TASK PROMPT:
Read the records and write them out again exactly.
═════ INFORMATION GIVEN
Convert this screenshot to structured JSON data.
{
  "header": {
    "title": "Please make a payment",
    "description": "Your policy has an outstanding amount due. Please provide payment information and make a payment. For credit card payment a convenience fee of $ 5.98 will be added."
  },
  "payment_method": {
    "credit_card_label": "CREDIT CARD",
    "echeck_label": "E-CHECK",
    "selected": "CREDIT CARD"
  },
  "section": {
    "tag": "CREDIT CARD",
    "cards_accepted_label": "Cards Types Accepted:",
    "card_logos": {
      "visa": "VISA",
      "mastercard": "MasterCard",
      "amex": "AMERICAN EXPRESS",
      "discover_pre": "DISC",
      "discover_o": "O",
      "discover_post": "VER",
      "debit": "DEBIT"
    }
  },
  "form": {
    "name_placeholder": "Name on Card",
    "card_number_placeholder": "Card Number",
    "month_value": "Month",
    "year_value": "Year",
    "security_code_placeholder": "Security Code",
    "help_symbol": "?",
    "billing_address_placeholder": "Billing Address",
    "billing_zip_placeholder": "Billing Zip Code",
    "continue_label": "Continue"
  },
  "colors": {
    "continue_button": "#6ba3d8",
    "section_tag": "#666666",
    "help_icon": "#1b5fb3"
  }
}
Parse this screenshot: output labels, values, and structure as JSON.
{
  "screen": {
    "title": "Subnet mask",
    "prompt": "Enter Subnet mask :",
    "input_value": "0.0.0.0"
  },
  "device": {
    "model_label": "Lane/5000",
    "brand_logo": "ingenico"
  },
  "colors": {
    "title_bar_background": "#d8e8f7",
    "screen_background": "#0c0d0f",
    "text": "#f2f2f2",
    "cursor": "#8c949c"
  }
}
══════════
WRITTEN SOLUTION:
Convert this screenshot to structured JSON data.
{
  "header": {
    "title": "Please make a payment",
    "description": "Your policy has an outstanding amount due. Please provide payment information and make a payment. For credit card payment a convenience fee of $ 5.98 will be added."
  },
  "payment_method": {
    "credit_card_label": "CREDIT CARD",
    "echeck_label": "E-CHECK",
    "selected": "CREDIT CARD"
  },
  "section": {
    "tag": "CREDIT CARD",
    "cards_accepted_label": "Cards Types Accepted:",
    "card_logos": {
      "visa": "VISA",
      "mastercard": "MasterCard",
      "amex": "AMERICAN EXPRESS",
      "discover_pre": "DISC",
      "discover_o": "O",
      "discover_post": "VER",
      "debit": "DEBIT"
    }
  },
  "form": {
    "name_placeholder": "Name on Card",
    "card_number_placeholder": "Card Number",
    "month_value": "Month",
    "year_value": "Year",
    "security_code_placeholder": "Security Code",
    "help_symbol": "?",
    "billing_address_placeholder": "Billing Address",
    "billing_zip_placeholder": "Billing Zip Code",
    "continue_label": "Continue"
  },
  "colors": {
    "continue_button": "#6ba3d8",
    "section_tag": "#666666",
    "help_icon": "#1b5fb3"
  }
}
Parse this screenshot: output labels, values, and structure as JSON.
{
  "screen": {
    "title": "Subnet mask",
    "prompt": "Enter Subnet mask :",
    "input_value": "0.0.0.0"
  },
  "device": {
    "model_label": "Lane/5000",
    "brand_logo": "ingenico"
  },
  "colors": {
    "title_bar_background": "#d8e8f7",
    "screen_background": "#0c0d0f",
    "text": "#f2f2f2",
    "cursor": "#8c949c"
  }
}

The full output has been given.